Saved data entries
^^^^^^^^^^^^^^^^

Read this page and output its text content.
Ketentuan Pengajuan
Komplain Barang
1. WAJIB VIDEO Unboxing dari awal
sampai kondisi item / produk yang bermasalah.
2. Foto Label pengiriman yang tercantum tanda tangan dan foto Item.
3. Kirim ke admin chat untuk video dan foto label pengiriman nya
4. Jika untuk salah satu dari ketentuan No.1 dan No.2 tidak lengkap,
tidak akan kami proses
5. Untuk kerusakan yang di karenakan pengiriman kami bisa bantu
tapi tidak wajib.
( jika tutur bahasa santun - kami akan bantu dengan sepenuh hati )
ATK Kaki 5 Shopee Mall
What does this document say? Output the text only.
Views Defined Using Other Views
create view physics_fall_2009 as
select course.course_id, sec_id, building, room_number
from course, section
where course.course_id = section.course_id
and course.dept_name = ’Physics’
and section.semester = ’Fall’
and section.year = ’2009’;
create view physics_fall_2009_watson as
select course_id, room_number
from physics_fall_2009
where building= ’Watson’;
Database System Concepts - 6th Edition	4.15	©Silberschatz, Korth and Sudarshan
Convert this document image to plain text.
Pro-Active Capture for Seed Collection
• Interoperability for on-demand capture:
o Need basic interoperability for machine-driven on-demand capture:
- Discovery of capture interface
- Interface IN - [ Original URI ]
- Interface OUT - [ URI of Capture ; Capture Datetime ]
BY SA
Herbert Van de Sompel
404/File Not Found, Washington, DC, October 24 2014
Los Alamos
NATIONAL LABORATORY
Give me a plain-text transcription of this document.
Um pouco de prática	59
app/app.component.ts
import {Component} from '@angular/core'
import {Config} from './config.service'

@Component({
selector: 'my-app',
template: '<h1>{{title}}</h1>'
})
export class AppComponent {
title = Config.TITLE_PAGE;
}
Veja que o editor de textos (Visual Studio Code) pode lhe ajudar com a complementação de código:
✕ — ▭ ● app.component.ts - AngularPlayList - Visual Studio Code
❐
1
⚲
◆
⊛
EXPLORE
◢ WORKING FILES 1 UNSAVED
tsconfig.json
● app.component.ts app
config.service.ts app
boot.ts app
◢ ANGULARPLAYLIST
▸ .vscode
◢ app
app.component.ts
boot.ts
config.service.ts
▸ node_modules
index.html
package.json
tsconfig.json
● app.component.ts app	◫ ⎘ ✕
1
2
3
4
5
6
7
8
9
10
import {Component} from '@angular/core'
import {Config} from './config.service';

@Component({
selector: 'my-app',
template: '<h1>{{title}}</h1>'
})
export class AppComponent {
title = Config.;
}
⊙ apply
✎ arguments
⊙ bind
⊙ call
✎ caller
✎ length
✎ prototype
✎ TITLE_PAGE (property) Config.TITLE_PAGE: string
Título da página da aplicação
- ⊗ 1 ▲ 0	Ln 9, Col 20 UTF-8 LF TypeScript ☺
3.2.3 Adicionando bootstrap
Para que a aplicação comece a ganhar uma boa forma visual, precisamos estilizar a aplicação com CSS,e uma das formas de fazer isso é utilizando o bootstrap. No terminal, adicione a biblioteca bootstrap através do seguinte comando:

^^^^^^^^^^^^^^^^

# WRITTEN TASK
Determine how many of the lines above hold the word "kami", and output that number by itself.

# TASK OUTPUT
3